Task to carry out —
Whenever a line below holds the word "full", copy that line.

Records from a collection —
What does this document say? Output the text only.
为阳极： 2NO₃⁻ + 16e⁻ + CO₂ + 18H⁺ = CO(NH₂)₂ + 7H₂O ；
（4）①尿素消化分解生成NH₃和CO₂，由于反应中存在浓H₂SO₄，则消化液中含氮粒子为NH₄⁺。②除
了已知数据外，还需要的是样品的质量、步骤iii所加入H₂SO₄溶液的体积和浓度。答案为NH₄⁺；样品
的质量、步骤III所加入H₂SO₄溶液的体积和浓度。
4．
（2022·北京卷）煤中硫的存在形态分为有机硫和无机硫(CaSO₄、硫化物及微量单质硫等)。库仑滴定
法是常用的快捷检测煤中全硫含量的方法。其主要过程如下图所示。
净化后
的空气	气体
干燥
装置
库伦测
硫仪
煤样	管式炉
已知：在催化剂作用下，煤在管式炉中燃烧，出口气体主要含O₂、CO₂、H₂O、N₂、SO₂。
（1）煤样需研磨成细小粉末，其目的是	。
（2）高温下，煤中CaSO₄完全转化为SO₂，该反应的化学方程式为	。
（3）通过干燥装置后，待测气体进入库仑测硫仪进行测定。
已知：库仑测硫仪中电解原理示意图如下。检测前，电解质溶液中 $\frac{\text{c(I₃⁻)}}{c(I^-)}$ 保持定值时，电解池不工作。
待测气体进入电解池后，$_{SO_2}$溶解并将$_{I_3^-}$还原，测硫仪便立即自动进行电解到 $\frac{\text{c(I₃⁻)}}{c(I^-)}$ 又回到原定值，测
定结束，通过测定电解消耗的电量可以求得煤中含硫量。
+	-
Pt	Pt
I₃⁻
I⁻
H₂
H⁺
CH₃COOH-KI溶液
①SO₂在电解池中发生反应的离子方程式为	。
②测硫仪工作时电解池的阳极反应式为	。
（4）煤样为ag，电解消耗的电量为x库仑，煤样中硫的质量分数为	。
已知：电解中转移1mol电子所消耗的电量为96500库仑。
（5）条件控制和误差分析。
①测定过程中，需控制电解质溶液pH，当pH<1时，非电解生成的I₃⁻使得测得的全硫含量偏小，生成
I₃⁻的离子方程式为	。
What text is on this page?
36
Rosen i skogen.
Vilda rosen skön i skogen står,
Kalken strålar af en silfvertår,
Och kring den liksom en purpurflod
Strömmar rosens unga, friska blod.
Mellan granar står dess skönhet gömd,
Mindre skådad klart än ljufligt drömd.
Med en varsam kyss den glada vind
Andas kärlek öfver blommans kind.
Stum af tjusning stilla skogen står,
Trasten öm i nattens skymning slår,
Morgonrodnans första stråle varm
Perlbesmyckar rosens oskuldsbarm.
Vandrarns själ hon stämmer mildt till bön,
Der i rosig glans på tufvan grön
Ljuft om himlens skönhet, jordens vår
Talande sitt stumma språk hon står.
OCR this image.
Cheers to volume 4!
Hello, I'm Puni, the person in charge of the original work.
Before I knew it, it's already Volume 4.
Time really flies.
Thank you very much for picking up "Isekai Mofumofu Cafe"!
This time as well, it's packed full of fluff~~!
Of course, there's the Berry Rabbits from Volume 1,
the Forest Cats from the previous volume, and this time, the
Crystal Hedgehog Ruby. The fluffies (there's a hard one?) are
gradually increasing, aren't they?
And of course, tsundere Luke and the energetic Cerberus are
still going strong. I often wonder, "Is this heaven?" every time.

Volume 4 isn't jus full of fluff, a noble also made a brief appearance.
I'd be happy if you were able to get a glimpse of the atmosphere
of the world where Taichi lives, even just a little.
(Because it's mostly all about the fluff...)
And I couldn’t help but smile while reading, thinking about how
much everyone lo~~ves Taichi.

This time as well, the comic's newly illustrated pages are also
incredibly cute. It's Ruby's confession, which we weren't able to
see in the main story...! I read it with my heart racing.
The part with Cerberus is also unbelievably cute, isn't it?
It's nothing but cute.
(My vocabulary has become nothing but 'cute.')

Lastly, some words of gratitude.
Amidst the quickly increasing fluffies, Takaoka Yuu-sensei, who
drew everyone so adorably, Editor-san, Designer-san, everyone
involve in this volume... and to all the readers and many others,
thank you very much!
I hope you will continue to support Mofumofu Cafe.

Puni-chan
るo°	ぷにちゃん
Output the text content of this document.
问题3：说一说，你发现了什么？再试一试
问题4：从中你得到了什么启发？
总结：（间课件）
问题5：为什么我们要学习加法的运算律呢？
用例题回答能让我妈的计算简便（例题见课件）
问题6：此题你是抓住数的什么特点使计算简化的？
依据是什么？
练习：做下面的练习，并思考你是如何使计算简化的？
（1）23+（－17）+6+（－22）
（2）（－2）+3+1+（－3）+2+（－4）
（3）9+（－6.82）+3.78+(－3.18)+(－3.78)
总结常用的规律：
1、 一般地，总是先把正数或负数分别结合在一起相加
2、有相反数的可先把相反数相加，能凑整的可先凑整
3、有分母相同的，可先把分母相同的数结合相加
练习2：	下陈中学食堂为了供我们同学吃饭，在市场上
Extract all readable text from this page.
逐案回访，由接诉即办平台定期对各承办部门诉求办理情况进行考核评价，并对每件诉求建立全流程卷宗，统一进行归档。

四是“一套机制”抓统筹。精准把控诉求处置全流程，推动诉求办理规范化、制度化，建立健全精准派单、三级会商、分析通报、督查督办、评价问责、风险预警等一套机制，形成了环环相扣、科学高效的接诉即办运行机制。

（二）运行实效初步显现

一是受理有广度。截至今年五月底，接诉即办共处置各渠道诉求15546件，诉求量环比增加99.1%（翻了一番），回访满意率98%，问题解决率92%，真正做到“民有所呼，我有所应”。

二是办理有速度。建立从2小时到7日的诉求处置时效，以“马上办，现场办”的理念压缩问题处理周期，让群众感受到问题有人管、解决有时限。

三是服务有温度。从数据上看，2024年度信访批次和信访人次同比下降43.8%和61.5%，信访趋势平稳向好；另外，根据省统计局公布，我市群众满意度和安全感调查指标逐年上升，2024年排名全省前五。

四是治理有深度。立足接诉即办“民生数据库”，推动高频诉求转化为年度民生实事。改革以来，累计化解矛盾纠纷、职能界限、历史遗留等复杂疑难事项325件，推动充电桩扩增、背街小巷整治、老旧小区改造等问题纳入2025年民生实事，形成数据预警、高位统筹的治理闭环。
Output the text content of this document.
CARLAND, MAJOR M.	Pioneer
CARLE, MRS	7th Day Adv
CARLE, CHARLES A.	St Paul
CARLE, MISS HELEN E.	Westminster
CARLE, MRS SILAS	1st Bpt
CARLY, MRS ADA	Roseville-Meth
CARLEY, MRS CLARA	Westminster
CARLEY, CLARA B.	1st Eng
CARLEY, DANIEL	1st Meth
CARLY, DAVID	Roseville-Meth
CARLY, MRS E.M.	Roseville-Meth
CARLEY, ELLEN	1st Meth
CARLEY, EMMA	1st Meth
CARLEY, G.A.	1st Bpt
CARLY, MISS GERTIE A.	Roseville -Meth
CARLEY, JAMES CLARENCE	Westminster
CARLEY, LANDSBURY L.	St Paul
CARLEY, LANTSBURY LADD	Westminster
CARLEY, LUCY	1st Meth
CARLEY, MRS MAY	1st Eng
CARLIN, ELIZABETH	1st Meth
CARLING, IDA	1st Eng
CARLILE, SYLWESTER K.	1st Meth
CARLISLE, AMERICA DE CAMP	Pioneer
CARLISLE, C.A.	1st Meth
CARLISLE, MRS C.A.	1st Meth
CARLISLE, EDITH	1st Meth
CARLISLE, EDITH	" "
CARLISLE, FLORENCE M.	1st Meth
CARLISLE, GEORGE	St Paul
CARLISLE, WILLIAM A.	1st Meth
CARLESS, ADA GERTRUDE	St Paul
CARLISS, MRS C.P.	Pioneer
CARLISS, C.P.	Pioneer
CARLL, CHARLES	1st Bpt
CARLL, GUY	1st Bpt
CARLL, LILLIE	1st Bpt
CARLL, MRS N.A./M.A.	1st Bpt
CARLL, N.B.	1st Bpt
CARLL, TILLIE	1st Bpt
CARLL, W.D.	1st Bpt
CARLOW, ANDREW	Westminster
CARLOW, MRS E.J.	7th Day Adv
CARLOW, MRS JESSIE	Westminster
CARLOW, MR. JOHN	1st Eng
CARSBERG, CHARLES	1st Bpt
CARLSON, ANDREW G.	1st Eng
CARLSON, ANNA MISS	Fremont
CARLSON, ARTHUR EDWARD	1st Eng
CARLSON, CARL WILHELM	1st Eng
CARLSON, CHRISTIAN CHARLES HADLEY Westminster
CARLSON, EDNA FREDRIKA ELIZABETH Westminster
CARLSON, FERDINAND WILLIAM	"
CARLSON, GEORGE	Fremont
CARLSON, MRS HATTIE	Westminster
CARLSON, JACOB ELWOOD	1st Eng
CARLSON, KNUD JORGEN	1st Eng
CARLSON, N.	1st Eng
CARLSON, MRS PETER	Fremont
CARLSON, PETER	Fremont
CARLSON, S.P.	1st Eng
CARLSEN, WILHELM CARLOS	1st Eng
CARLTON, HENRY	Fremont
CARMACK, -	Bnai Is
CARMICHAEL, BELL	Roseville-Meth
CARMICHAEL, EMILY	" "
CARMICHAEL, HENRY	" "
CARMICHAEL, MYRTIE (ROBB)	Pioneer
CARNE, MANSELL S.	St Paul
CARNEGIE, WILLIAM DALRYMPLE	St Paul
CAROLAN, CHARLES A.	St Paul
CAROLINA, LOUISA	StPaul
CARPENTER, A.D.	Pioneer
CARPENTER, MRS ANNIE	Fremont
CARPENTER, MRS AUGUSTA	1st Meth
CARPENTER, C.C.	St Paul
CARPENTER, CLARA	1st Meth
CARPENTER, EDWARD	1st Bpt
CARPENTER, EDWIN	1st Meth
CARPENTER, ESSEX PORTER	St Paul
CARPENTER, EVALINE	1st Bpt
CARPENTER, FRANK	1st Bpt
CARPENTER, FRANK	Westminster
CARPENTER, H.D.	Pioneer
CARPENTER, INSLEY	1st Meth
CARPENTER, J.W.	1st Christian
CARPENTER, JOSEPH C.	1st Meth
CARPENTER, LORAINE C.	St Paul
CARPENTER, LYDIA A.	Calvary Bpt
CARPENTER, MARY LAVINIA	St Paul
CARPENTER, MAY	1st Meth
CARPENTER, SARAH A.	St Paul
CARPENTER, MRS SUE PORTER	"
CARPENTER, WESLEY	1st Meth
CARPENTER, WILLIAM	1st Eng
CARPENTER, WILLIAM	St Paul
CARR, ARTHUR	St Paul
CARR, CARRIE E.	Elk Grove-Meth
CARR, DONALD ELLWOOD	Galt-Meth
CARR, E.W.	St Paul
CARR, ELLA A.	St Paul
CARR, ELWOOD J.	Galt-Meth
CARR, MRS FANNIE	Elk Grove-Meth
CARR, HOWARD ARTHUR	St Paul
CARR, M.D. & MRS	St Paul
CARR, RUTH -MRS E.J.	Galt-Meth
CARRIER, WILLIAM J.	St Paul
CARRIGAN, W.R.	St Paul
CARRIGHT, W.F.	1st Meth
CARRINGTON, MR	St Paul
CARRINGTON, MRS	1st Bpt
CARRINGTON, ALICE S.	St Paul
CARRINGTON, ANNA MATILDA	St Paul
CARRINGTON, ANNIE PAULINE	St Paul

Answer for this exercise —
This time as well, it's packed full of fluff~~!
Volume 4 isn't jus full of fluff, a noble also made a brief appearance.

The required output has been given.